Stored entries:
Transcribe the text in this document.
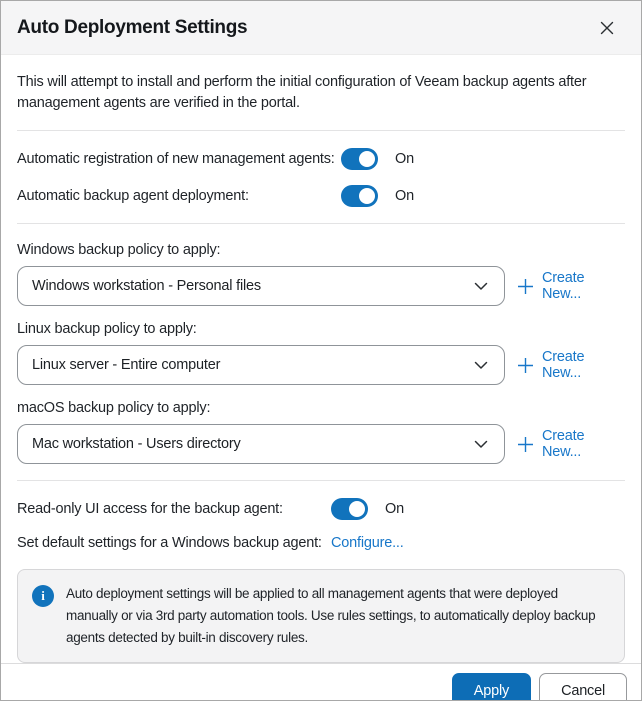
Auto Deployment Settings

This will attempt to install and perform the initial configuration of Veeam backup agents after management agents are verified in the portal.

Automatic registration of new management agents:	On
Automatic backup agent deployment:	On
Windows backup policy to apply:
Windows workstation - Personal files	Create New...
Linux backup policy to apply:
Linux server - Entire computer	Create New...
macOS backup policy to apply:
Mac workstation - Users directory	Create New...
Read-only UI access for the backup agent:	On
Set default settings for a Windows backup agent: Configure...
i	Auto deployment settings will be applied to all management agents that were deployed manually or via 3rd party automation tools. Use rules settings, to automatically deploy backup agents detected by built-in discovery rules.
Apply	Cancel
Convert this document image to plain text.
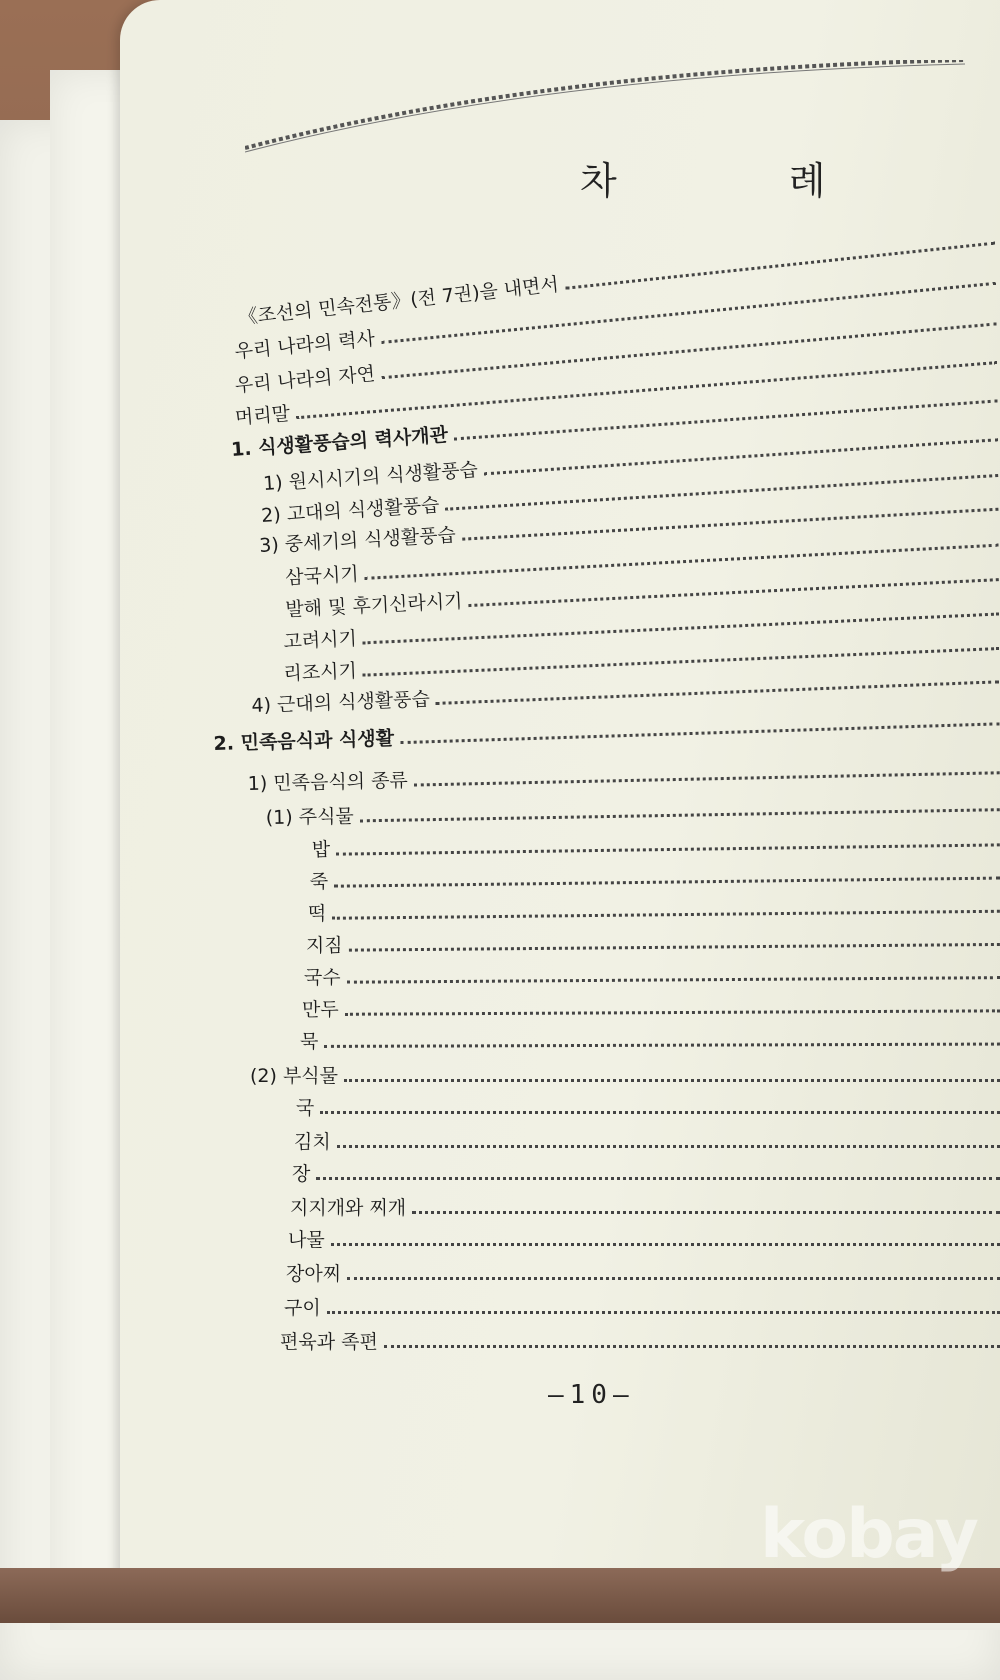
차 례
《조선의 민속전통》(전 7권)을 내면서
우리 나라의 력사
우리 나라의 자연
머리말
1. 식생활풍습의 력사개관
1) 원시시기의 식생활풍습
2) 고대의 식생활풍습
3) 중세기의 식생활풍습
삼국시기
발해 및 후기신라시기
고려시기
리조시기
4) 근대의 식생활풍습
2. 민족음식과 식생활
1) 민족음식의 종류
(1) 주식물
밥
죽
떡
지짐
국수
만두
묵
(2) 부식물
국
김치
장
지지개와 찌개
나물
장아찌
구이
편육과 족편
—10—
kobay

§ **Stated task**: Copy all lines from the material that hold "management".

§ **Answer to the task**:
This will attempt to install and perform the initial configuration of Veeam backup agents after management agents are verified in the portal.
Automatic registration of new management agents:	On
i	Auto deployment settings will be applied to all management agents that were deployed manually or via 3rd party automation tools. Use rules settings, to automatically deploy backup agents detected by built-in discovery rules.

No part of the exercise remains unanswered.